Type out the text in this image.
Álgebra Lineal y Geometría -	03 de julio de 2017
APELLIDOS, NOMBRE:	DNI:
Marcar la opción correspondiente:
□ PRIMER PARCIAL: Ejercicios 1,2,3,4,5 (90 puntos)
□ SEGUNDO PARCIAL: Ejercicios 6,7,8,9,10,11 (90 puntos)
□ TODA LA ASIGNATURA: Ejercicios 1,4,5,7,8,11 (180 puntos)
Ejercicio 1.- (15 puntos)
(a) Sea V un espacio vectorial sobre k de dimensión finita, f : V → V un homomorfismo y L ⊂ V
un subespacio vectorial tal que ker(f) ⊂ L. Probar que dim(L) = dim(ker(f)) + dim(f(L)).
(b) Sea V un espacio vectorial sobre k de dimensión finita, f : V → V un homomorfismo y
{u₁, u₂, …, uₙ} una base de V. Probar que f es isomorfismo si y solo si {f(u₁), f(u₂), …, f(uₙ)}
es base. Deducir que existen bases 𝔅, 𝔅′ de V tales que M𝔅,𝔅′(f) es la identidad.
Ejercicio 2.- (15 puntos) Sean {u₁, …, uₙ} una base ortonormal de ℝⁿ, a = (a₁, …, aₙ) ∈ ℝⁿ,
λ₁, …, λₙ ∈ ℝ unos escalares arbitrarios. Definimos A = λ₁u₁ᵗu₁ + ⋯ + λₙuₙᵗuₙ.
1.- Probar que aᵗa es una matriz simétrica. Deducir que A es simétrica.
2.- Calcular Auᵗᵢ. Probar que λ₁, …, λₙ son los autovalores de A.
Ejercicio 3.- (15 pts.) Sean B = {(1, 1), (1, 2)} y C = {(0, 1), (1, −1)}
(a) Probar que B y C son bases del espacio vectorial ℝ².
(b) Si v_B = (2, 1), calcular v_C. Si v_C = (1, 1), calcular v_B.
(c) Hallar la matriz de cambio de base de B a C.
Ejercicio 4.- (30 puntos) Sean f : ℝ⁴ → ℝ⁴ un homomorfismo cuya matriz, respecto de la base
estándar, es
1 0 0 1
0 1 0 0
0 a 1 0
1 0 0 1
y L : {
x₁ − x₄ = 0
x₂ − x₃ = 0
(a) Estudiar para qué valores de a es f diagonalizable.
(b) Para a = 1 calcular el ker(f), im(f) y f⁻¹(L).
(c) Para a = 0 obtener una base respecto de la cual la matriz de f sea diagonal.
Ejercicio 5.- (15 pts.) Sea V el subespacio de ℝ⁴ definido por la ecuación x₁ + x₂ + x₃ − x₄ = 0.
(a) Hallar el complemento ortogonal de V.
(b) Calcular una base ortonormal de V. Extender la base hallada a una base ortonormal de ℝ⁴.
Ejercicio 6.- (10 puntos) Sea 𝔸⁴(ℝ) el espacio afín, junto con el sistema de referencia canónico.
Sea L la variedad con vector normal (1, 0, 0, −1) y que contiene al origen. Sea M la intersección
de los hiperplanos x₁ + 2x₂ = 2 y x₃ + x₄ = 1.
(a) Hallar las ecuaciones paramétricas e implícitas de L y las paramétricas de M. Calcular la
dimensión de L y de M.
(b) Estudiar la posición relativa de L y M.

━━━━━━━━━━━━━━━━━━━━━━━━━━━━━━

Work instructions ▸
Restate every record exactly, leaving nothing out.

Answer for this exercise ▸
Type out the text in this image.
Álgebra Lineal y Geometría -	03 de julio de 2017
APELLIDOS, NOMBRE:	DNI:
Marcar la opción correspondiente:
□ PRIMER PARCIAL: Ejercicios 1,2,3,4,5 (90 puntos)
□ SEGUNDO PARCIAL: Ejercicios 6,7,8,9,10,11 (90 puntos)
□ TODA LA ASIGNATURA: Ejercicios 1,4,5,7,8,11 (180 puntos)
Ejercicio 1.- (15 puntos)
(a) Sea V un espacio vectorial sobre k de dimensión finita, f : V → V un homomorfismo y L ⊂ V
un subespacio vectorial tal que ker(f) ⊂ L. Probar que dim(L) = dim(ker(f)) + dim(f(L)).
(b) Sea V un espacio vectorial sobre k de dimensión finita, f : V → V un homomorfismo y
{u₁, u₂, …, uₙ} una base de V. Probar que f es isomorfismo si y solo si {f(u₁), f(u₂), …, f(uₙ)}
es base. Deducir que existen bases 𝔅, 𝔅′ de V tales que M𝔅,𝔅′(f) es la identidad.
Ejercicio 2.- (15 puntos) Sean {u₁, …, uₙ} una base ortonormal de ℝⁿ, a = (a₁, …, aₙ) ∈ ℝⁿ,
λ₁, …, λₙ ∈ ℝ unos escalares arbitrarios. Definimos A = λ₁u₁ᵗu₁ + ⋯ + λₙuₙᵗuₙ.
1.- Probar que aᵗa es una matriz simétrica. Deducir que A es simétrica.
2.- Calcular Auᵗᵢ. Probar que λ₁, …, λₙ son los autovalores de A.
Ejercicio 3.- (15 pts.) Sean B = {(1, 1), (1, 2)} y C = {(0, 1), (1, −1)}
(a) Probar que B y C son bases del espacio vectorial ℝ².
(b) Si v_B = (2, 1), calcular v_C. Si v_C = (1, 1), calcular v_B.
(c) Hallar la matriz de cambio de base de B a C.
Ejercicio 4.- (30 puntos) Sean f : ℝ⁴ → ℝ⁴ un homomorfismo cuya matriz, respecto de la base
estándar, es
1 0 0 1
0 1 0 0
0 a 1 0
1 0 0 1
y L : {
x₁ − x₄ = 0
x₂ − x₃ = 0
(a) Estudiar para qué valores de a es f diagonalizable.
(b) Para a = 1 calcular el ker(f), im(f) y f⁻¹(L).
(c) Para a = 0 obtener una base respecto de la cual la matriz de f sea diagonal.
Ejercicio 5.- (15 pts.) Sea V el subespacio de ℝ⁴ definido por la ecuación x₁ + x₂ + x₃ − x₄ = 0.
(a) Hallar el complemento ortogonal de V.
(b) Calcular una base ortonormal de V. Extender la base hallada a una base ortonormal de ℝ⁴.
Ejercicio 6.- (10 puntos) Sea 𝔸⁴(ℝ) el espacio afín, junto con el sistema de referencia canónico.
Sea L la variedad con vector normal (1, 0, 0, −1) y que contiene al origen. Sea M la intersección
de los hiperplanos x₁ + 2x₂ = 2 y x₃ + x₄ = 1.
(a) Hallar las ecuaciones paramétricas e implícitas de L y las paramétricas de M. Calcular la
dimensión de L y de M.
(b) Estudiar la posición relativa de L y M.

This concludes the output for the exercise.